- _Task requirements_: Of the lines in the records that follow, how many include the word "cannot"? Answer with a bare number.

- _Dataset entries_:

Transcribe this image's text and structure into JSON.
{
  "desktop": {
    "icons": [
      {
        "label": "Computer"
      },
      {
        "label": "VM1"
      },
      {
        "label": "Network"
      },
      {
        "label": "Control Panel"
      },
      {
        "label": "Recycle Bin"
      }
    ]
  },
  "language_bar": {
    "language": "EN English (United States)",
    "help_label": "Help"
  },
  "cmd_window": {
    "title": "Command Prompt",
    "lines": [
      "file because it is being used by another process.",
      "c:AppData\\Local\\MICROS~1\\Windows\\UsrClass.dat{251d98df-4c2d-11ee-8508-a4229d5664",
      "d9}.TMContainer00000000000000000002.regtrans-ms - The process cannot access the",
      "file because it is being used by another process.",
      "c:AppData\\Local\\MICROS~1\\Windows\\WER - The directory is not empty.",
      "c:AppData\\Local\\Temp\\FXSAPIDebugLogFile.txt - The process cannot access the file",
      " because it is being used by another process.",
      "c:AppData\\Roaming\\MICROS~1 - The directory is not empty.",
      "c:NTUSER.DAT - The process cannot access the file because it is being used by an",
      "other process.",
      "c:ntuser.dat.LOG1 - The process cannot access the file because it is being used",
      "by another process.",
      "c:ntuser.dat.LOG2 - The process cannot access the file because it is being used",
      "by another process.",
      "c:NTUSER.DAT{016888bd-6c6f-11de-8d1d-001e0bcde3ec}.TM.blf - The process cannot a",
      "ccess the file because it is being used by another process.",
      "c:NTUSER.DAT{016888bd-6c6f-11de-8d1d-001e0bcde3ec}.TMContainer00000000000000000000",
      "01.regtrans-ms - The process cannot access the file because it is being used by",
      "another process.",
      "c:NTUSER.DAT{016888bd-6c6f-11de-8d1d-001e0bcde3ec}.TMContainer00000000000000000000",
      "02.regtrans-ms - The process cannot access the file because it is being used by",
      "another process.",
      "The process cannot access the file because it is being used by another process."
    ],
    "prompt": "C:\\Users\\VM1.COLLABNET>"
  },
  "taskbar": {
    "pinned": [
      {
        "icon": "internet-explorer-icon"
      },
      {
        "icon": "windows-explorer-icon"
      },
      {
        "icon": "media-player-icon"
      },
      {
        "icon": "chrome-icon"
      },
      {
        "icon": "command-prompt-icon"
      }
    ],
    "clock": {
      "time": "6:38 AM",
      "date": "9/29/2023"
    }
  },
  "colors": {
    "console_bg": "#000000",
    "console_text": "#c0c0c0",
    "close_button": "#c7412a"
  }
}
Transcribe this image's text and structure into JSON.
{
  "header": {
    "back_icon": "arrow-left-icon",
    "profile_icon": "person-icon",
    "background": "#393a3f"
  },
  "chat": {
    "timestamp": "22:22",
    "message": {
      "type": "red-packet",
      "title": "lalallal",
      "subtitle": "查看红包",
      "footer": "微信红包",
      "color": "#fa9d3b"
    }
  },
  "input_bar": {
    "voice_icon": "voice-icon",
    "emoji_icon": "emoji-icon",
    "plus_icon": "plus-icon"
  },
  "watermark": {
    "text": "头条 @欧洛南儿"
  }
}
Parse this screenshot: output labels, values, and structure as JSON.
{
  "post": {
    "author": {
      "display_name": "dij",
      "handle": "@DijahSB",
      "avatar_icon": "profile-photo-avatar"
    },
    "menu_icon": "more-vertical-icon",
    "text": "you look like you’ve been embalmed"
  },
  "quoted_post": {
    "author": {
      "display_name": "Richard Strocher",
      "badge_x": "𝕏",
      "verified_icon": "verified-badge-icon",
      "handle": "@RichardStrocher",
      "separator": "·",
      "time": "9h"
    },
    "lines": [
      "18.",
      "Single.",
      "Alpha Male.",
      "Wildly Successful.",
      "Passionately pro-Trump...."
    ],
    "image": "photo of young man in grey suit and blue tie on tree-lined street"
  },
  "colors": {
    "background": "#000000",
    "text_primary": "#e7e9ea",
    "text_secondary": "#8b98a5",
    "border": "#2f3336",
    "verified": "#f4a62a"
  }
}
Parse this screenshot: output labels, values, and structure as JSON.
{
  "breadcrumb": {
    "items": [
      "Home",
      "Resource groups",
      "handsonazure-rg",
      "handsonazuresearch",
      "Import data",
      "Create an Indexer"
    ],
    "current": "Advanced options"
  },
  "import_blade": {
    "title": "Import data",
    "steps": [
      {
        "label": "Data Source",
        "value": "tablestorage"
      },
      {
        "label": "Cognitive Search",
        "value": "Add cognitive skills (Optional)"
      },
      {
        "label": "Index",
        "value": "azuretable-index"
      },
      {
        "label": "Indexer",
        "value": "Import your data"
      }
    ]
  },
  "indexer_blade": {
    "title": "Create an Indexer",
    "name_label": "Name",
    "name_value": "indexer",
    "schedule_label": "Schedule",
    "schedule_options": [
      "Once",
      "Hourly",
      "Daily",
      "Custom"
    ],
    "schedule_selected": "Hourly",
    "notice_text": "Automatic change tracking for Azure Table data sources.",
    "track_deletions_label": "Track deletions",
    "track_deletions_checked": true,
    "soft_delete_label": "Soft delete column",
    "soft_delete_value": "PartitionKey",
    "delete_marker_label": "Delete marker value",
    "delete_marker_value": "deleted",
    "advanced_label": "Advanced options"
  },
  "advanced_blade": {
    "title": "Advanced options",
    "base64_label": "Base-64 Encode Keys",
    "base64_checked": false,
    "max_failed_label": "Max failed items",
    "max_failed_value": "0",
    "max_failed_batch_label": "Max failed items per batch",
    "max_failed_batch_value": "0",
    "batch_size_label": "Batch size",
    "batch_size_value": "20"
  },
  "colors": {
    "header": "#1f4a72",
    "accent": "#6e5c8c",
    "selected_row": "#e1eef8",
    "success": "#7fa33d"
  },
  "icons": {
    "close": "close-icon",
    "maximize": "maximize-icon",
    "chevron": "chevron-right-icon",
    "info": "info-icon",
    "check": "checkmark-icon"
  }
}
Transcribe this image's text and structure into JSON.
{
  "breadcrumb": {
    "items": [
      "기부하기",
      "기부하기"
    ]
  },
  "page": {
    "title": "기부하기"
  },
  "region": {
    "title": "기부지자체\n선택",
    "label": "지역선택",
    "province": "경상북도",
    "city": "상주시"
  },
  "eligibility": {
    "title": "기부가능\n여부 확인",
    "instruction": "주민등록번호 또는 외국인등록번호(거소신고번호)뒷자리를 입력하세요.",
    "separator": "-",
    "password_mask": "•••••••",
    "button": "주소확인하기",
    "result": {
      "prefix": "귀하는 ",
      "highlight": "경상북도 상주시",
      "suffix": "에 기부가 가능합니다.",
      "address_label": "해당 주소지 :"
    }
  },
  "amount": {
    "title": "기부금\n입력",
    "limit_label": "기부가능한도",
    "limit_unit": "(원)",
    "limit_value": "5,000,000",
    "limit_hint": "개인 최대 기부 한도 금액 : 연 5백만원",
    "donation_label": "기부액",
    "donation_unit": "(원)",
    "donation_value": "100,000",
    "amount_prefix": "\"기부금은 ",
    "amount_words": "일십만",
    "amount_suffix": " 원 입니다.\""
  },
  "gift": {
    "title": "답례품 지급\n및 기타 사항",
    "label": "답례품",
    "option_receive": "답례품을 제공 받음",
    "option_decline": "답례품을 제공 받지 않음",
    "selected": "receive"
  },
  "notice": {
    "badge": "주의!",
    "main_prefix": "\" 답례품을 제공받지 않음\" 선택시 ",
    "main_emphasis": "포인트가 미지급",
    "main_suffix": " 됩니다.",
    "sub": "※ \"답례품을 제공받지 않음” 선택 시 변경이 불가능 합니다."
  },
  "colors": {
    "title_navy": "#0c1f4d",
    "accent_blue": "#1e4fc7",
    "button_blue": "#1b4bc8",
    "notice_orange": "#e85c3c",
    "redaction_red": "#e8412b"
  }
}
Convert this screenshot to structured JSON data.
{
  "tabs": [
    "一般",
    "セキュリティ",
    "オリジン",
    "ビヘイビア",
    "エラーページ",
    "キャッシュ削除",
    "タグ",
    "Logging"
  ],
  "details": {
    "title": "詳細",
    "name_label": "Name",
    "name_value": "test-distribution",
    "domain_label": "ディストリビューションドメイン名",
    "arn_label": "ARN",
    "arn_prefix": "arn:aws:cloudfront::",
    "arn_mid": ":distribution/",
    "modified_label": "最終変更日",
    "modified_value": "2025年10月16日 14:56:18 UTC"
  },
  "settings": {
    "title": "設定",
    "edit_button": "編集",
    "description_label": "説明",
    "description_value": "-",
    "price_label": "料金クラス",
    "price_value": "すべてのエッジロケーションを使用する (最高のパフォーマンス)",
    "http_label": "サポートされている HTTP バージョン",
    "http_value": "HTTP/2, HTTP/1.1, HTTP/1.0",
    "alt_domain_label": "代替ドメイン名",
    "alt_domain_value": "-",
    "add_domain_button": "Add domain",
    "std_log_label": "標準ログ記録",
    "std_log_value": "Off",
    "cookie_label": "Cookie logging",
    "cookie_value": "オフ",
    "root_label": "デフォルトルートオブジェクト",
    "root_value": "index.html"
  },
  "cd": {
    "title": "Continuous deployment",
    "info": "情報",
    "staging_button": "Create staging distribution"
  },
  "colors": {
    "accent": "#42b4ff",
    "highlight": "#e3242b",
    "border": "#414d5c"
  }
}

- _Completed exercise_: 9